─── Records for the task

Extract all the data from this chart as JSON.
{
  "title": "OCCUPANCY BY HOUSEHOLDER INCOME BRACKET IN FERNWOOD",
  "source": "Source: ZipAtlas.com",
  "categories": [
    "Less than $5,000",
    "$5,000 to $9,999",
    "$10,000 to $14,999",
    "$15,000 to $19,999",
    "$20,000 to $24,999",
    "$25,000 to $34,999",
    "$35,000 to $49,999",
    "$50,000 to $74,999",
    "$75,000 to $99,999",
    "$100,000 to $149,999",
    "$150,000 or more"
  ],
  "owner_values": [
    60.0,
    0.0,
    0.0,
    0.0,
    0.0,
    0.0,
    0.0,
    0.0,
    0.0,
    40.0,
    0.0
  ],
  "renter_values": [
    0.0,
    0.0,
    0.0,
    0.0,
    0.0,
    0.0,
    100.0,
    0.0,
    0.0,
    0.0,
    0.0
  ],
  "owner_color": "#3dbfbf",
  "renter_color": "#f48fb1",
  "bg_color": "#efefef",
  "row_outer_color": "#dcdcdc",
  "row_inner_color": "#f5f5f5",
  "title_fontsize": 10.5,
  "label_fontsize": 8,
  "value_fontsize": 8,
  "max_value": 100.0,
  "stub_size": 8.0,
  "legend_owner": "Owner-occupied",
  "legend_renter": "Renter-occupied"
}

──────

Note every line above where the string "occupied" shows up, and copy those lines.

  "legend_owner": "Owner-occupied",
  "legend_renter": "Renter-occupied"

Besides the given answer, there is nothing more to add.